-- BEGIN --
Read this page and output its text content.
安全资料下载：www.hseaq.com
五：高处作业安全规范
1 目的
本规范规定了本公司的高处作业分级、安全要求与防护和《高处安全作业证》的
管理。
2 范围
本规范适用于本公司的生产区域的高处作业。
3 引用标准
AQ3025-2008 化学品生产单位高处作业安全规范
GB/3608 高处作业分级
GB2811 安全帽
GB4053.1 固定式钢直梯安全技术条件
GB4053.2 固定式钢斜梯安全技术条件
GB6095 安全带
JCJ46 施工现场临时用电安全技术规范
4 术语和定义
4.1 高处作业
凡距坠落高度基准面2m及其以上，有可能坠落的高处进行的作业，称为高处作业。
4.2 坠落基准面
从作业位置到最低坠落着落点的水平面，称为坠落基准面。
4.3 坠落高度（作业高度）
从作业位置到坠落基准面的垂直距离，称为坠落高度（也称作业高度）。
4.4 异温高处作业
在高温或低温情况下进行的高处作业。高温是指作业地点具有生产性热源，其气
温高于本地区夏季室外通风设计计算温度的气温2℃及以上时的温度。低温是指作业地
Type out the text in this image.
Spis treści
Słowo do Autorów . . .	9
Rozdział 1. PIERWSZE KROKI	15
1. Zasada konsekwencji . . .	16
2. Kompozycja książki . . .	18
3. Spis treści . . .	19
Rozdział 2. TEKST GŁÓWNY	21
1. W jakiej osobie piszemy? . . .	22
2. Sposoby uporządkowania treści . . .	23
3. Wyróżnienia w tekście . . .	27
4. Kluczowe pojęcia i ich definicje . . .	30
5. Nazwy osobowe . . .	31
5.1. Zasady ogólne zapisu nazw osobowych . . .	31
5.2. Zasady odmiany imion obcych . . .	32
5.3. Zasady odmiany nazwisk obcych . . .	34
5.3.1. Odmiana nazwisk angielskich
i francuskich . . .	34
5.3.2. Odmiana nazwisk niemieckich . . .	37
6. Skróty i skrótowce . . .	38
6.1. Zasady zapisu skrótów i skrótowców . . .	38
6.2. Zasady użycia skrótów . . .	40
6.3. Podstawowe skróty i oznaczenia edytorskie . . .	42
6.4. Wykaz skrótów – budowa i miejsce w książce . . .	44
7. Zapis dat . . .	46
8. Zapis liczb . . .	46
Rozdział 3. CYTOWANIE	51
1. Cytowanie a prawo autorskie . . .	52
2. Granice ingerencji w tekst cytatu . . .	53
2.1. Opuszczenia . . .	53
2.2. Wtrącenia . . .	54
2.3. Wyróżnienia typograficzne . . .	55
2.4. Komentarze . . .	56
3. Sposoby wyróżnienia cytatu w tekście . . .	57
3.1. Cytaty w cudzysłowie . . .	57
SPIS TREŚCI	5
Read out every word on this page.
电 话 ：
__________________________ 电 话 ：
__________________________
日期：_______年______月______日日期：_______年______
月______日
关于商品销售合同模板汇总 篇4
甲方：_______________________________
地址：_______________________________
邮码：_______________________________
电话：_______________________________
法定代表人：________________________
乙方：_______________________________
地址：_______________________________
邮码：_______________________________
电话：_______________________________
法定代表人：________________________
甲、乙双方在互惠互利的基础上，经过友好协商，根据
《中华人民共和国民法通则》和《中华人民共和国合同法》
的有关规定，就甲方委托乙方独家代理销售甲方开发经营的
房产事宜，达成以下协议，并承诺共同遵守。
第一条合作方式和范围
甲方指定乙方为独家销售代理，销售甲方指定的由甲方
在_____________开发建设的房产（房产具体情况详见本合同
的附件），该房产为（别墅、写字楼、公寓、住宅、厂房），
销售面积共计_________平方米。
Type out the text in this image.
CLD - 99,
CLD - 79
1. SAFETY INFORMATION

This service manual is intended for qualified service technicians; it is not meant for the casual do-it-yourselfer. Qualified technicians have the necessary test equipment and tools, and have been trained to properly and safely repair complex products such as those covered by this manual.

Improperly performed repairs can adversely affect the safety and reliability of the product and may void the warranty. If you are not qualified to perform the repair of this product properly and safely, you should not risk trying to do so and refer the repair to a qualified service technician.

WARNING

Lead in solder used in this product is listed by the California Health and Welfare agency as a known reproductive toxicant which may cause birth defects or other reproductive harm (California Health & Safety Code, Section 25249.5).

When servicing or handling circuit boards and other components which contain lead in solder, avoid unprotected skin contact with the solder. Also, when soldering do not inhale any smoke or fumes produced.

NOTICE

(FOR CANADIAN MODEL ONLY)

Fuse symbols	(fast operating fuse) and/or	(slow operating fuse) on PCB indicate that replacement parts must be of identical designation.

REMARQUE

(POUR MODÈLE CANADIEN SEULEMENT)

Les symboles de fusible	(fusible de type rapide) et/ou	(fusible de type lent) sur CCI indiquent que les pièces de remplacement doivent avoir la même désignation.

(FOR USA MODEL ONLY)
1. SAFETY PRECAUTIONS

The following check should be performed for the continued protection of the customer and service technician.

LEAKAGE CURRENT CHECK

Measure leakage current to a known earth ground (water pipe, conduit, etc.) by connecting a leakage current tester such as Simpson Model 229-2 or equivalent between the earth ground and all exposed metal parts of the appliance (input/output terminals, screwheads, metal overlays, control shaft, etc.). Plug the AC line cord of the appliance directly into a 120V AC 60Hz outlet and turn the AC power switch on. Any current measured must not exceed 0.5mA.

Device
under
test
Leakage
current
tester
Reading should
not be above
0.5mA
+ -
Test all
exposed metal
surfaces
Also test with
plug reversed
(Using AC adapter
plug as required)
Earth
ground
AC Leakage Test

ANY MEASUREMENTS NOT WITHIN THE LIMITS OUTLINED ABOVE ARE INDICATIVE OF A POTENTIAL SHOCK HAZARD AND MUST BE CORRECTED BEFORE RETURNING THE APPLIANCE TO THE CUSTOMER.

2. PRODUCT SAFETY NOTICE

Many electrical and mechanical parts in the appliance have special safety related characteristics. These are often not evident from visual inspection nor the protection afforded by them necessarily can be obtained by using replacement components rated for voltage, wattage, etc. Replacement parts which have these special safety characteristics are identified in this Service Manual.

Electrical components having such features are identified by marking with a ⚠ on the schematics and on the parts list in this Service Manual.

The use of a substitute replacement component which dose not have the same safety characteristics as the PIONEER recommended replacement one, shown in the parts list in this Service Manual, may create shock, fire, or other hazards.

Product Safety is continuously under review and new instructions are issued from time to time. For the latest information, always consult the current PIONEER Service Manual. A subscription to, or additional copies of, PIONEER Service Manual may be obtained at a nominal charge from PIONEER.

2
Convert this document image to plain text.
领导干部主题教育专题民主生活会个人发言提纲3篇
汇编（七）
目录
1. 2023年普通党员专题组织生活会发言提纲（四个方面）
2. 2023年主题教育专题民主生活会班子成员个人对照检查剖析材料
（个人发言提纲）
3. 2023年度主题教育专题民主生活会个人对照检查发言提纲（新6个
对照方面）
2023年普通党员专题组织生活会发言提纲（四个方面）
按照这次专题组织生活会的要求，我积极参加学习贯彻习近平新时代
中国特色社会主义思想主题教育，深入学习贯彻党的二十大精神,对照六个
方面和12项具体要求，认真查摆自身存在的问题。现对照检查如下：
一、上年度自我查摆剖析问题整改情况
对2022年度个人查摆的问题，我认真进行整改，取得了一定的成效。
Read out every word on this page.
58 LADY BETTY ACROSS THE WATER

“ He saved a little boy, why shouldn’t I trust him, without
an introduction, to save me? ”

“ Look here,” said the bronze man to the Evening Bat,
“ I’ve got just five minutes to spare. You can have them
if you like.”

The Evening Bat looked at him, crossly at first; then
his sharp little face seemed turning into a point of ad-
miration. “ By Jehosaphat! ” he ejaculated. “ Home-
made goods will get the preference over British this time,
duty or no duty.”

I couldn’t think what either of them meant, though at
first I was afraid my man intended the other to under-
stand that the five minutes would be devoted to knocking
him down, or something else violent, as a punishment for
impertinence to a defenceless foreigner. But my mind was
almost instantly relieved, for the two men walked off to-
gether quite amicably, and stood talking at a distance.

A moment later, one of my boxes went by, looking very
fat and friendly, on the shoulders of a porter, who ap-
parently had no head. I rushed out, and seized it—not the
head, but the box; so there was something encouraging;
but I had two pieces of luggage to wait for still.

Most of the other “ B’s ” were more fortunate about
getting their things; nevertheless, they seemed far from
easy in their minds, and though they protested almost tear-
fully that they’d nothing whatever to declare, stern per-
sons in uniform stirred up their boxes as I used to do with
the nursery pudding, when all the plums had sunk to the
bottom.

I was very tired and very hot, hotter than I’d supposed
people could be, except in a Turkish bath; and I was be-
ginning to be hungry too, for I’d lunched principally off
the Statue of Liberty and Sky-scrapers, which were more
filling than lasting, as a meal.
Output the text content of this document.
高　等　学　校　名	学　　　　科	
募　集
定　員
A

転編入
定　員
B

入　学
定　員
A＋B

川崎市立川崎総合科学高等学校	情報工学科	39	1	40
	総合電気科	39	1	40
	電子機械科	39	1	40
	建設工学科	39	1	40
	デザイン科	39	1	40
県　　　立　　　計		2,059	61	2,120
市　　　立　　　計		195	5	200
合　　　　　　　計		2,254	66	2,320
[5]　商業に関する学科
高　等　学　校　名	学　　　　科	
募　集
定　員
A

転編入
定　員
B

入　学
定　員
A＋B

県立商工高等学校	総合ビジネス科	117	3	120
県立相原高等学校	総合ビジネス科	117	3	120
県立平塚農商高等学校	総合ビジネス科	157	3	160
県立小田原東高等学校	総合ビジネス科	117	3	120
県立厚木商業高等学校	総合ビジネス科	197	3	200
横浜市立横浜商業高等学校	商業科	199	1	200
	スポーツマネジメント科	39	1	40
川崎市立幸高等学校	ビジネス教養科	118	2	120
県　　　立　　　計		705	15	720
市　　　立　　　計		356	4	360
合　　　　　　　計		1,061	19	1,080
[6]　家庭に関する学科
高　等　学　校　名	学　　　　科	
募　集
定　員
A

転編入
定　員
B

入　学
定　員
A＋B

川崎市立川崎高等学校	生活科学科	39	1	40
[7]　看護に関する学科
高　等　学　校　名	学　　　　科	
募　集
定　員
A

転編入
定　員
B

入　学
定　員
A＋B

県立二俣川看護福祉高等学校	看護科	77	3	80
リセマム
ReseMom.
-- END --
### Your goal:
Above are the records. Copy every line in them holding "first".

### Response to this exercise:
The Evening Bat looked at him, crossly at first; then
first I was afraid my man intended the other to under-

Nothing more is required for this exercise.